Exercise prompt
Print out every line, exactly as written.

Stored entries
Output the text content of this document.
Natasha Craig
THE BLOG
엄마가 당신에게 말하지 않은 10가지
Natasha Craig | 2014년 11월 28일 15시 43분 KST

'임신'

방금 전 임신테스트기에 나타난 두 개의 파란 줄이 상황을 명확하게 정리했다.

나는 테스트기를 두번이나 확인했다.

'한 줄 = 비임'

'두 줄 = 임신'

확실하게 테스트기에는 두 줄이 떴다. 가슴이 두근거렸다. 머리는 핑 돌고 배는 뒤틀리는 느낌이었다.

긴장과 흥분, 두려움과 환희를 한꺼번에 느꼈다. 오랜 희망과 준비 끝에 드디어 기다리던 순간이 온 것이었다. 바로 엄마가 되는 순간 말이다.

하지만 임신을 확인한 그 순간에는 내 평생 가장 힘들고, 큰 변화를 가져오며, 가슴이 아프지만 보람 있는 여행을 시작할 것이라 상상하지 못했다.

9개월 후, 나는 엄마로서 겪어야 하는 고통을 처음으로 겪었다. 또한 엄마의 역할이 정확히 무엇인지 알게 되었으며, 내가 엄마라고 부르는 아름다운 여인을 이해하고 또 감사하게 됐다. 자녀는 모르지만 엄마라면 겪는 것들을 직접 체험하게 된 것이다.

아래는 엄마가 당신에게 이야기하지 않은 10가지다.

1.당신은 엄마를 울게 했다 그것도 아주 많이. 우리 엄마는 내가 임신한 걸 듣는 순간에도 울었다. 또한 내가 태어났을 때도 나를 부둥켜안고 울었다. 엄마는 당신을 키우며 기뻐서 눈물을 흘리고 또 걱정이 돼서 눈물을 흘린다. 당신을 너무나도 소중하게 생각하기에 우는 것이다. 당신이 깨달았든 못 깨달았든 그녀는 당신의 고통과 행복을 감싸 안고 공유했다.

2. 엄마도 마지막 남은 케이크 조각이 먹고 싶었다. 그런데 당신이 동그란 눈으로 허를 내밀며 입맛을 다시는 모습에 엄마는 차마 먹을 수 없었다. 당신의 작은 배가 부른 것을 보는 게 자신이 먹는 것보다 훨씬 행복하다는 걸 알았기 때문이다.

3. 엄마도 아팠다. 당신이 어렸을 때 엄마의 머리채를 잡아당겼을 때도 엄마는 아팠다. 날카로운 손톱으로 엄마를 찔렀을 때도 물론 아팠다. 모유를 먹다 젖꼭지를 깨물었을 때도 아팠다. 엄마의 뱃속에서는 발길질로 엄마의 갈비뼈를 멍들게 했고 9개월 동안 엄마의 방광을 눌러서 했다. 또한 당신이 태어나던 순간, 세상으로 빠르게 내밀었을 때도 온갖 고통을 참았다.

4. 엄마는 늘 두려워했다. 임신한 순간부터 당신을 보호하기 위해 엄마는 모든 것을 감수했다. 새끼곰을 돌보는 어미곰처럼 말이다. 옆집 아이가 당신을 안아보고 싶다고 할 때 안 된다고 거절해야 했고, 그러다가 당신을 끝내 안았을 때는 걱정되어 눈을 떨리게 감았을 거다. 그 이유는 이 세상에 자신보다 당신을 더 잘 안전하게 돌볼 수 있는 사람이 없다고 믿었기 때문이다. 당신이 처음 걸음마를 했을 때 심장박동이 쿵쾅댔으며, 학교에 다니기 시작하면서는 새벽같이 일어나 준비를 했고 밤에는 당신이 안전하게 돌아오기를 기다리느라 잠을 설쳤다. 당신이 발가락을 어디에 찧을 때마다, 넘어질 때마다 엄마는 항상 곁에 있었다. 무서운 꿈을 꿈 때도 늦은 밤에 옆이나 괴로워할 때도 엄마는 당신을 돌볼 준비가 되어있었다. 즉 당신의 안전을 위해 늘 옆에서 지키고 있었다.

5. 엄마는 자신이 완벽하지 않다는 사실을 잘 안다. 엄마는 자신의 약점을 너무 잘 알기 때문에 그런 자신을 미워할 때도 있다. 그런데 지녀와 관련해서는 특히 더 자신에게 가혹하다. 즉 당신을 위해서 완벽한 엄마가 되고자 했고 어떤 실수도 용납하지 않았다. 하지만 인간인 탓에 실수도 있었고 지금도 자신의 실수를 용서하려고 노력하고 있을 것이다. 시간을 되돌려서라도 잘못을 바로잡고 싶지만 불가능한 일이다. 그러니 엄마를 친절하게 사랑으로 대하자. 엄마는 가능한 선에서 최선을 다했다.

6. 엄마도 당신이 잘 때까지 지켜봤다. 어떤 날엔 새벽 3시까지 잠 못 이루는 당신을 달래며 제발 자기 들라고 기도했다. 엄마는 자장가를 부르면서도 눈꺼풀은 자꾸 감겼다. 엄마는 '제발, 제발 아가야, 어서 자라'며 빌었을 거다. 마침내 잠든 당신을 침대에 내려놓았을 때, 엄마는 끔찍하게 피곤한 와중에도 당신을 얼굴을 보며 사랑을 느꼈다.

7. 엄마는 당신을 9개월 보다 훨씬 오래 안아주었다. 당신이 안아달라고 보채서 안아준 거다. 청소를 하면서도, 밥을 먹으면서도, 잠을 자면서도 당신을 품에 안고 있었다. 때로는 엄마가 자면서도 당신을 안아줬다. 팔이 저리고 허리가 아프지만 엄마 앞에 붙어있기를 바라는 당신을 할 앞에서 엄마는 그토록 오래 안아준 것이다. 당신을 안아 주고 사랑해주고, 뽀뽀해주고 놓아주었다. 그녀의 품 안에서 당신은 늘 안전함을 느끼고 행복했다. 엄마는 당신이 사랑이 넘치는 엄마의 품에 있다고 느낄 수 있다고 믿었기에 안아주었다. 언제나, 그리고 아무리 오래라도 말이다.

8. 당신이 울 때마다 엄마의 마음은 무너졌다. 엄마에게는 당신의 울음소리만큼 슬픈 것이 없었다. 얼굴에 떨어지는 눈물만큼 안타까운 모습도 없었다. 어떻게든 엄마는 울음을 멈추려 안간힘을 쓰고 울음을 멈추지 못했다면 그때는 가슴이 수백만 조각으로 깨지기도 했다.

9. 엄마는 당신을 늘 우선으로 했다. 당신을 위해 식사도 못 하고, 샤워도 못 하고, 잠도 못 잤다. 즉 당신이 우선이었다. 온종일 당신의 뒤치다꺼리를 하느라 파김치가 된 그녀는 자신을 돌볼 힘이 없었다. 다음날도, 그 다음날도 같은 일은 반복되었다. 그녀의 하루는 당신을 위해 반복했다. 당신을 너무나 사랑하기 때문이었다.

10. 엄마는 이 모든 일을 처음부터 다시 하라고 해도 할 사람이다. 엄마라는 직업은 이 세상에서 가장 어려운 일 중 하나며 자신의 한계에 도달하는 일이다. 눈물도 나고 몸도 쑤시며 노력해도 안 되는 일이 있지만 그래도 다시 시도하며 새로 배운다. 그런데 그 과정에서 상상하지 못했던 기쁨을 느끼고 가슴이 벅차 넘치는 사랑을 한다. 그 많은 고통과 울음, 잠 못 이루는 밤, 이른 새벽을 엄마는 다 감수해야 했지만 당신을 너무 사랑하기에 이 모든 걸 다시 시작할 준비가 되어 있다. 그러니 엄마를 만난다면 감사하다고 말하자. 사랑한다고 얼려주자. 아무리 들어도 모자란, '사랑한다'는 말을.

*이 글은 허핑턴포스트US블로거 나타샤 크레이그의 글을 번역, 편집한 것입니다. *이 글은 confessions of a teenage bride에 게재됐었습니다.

Exercise solution
Output the text content of this document.
Natasha Craig
THE BLOG
엄마가 당신에게 말하지 않은 10가지
Natasha Craig | 2014년 11월 28일 15시 43분 KST

'임신'

방금 전 임신테스트기에 나타난 두 개의 파란 줄이 상황을 명확하게 정리했다.

나는 테스트기를 두번이나 확인했다.

'한 줄 = 비임'

'두 줄 = 임신'

확실하게 테스트기에는 두 줄이 떴다. 가슴이 두근거렸다. 머리는 핑 돌고 배는 뒤틀리는 느낌이었다.

긴장과 흥분, 두려움과 환희를 한꺼번에 느꼈다. 오랜 희망과 준비 끝에 드디어 기다리던 순간이 온 것이었다. 바로 엄마가 되는 순간 말이다.

하지만 임신을 확인한 그 순간에는 내 평생 가장 힘들고, 큰 변화를 가져오며, 가슴이 아프지만 보람 있는 여행을 시작할 것이라 상상하지 못했다.

9개월 후, 나는 엄마로서 겪어야 하는 고통을 처음으로 겪었다. 또한 엄마의 역할이 정확히 무엇인지 알게 되었으며, 내가 엄마라고 부르는 아름다운 여인을 이해하고 또 감사하게 됐다. 자녀는 모르지만 엄마라면 겪는 것들을 직접 체험하게 된 것이다.

아래는 엄마가 당신에게 이야기하지 않은 10가지다.

1.당신은 엄마를 울게 했다 그것도 아주 많이. 우리 엄마는 내가 임신한 걸 듣는 순간에도 울었다. 또한 내가 태어났을 때도 나를 부둥켜안고 울었다. 엄마는 당신을 키우며 기뻐서 눈물을 흘리고 또 걱정이 돼서 눈물을 흘린다. 당신을 너무나도 소중하게 생각하기에 우는 것이다. 당신이 깨달았든 못 깨달았든 그녀는 당신의 고통과 행복을 감싸 안고 공유했다.

2. 엄마도 마지막 남은 케이크 조각이 먹고 싶었다. 그런데 당신이 동그란 눈으로 허를 내밀며 입맛을 다시는 모습에 엄마는 차마 먹을 수 없었다. 당신의 작은 배가 부른 것을 보는 게 자신이 먹는 것보다 훨씬 행복하다는 걸 알았기 때문이다.

3. 엄마도 아팠다. 당신이 어렸을 때 엄마의 머리채를 잡아당겼을 때도 엄마는 아팠다. 날카로운 손톱으로 엄마를 찔렀을 때도 물론 아팠다. 모유를 먹다 젖꼭지를 깨물었을 때도 아팠다. 엄마의 뱃속에서는 발길질로 엄마의 갈비뼈를 멍들게 했고 9개월 동안 엄마의 방광을 눌러서 했다. 또한 당신이 태어나던 순간, 세상으로 빠르게 내밀었을 때도 온갖 고통을 참았다.

4. 엄마는 늘 두려워했다. 임신한 순간부터 당신을 보호하기 위해 엄마는 모든 것을 감수했다. 새끼곰을 돌보는 어미곰처럼 말이다. 옆집 아이가 당신을 안아보고 싶다고 할 때 안 된다고 거절해야 했고, 그러다가 당신을 끝내 안았을 때는 걱정되어 눈을 떨리게 감았을 거다. 그 이유는 이 세상에 자신보다 당신을 더 잘 안전하게 돌볼 수 있는 사람이 없다고 믿었기 때문이다. 당신이 처음 걸음마를 했을 때 심장박동이 쿵쾅댔으며, 학교에 다니기 시작하면서는 새벽같이 일어나 준비를 했고 밤에는 당신이 안전하게 돌아오기를 기다리느라 잠을 설쳤다. 당신이 발가락을 어디에 찧을 때마다, 넘어질 때마다 엄마는 항상 곁에 있었다. 무서운 꿈을 꿈 때도 늦은 밤에 옆이나 괴로워할 때도 엄마는 당신을 돌볼 준비가 되어있었다. 즉 당신의 안전을 위해 늘 옆에서 지키고 있었다.

5. 엄마는 자신이 완벽하지 않다는 사실을 잘 안다. 엄마는 자신의 약점을 너무 잘 알기 때문에 그런 자신을 미워할 때도 있다. 그런데 지녀와 관련해서는 특히 더 자신에게 가혹하다. 즉 당신을 위해서 완벽한 엄마가 되고자 했고 어떤 실수도 용납하지 않았다. 하지만 인간인 탓에 실수도 있었고 지금도 자신의 실수를 용서하려고 노력하고 있을 것이다. 시간을 되돌려서라도 잘못을 바로잡고 싶지만 불가능한 일이다. 그러니 엄마를 친절하게 사랑으로 대하자. 엄마는 가능한 선에서 최선을 다했다.

6. 엄마도 당신이 잘 때까지 지켜봤다. 어떤 날엔 새벽 3시까지 잠 못 이루는 당신을 달래며 제발 자기 들라고 기도했다. 엄마는 자장가를 부르면서도 눈꺼풀은 자꾸 감겼다. 엄마는 '제발, 제발 아가야, 어서 자라'며 빌었을 거다. 마침내 잠든 당신을 침대에 내려놓았을 때, 엄마는 끔찍하게 피곤한 와중에도 당신을 얼굴을 보며 사랑을 느꼈다.

7. 엄마는 당신을 9개월 보다 훨씬 오래 안아주었다. 당신이 안아달라고 보채서 안아준 거다. 청소를 하면서도, 밥을 먹으면서도, 잠을 자면서도 당신을 품에 안고 있었다. 때로는 엄마가 자면서도 당신을 안아줬다. 팔이 저리고 허리가 아프지만 엄마 앞에 붙어있기를 바라는 당신을 할 앞에서 엄마는 그토록 오래 안아준 것이다. 당신을 안아 주고 사랑해주고, 뽀뽀해주고 놓아주었다. 그녀의 품 안에서 당신은 늘 안전함을 느끼고 행복했다. 엄마는 당신이 사랑이 넘치는 엄마의 품에 있다고 느낄 수 있다고 믿었기에 안아주었다. 언제나, 그리고 아무리 오래라도 말이다.

8. 당신이 울 때마다 엄마의 마음은 무너졌다. 엄마에게는 당신의 울음소리만큼 슬픈 것이 없었다. 얼굴에 떨어지는 눈물만큼 안타까운 모습도 없었다. 어떻게든 엄마는 울음을 멈추려 안간힘을 쓰고 울음을 멈추지 못했다면 그때는 가슴이 수백만 조각으로 깨지기도 했다.

9. 엄마는 당신을 늘 우선으로 했다. 당신을 위해 식사도 못 하고, 샤워도 못 하고, 잠도 못 잤다. 즉 당신이 우선이었다. 온종일 당신의 뒤치다꺼리를 하느라 파김치가 된 그녀는 자신을 돌볼 힘이 없었다. 다음날도, 그 다음날도 같은 일은 반복되었다. 그녀의 하루는 당신을 위해 반복했다. 당신을 너무나 사랑하기 때문이었다.

10. 엄마는 이 모든 일을 처음부터 다시 하라고 해도 할 사람이다. 엄마라는 직업은 이 세상에서 가장 어려운 일 중 하나며 자신의 한계에 도달하는 일이다. 눈물도 나고 몸도 쑤시며 노력해도 안 되는 일이 있지만 그래도 다시 시도하며 새로 배운다. 그런데 그 과정에서 상상하지 못했던 기쁨을 느끼고 가슴이 벅차 넘치는 사랑을 한다. 그 많은 고통과 울음, 잠 못 이루는 밤, 이른 새벽을 엄마는 다 감수해야 했지만 당신을 너무 사랑하기에 이 모든 걸 다시 시작할 준비가 되어 있다. 그러니 엄마를 만난다면 감사하다고 말하자. 사랑한다고 얼려주자. 아무리 들어도 모자란, '사랑한다'는 말을.

*이 글은 허핑턴포스트US블로거 나타샤 크레이그의 글을 번역, 편집한 것입니다. *이 글은 confessions of a teenage bride에 게재됐었습니다.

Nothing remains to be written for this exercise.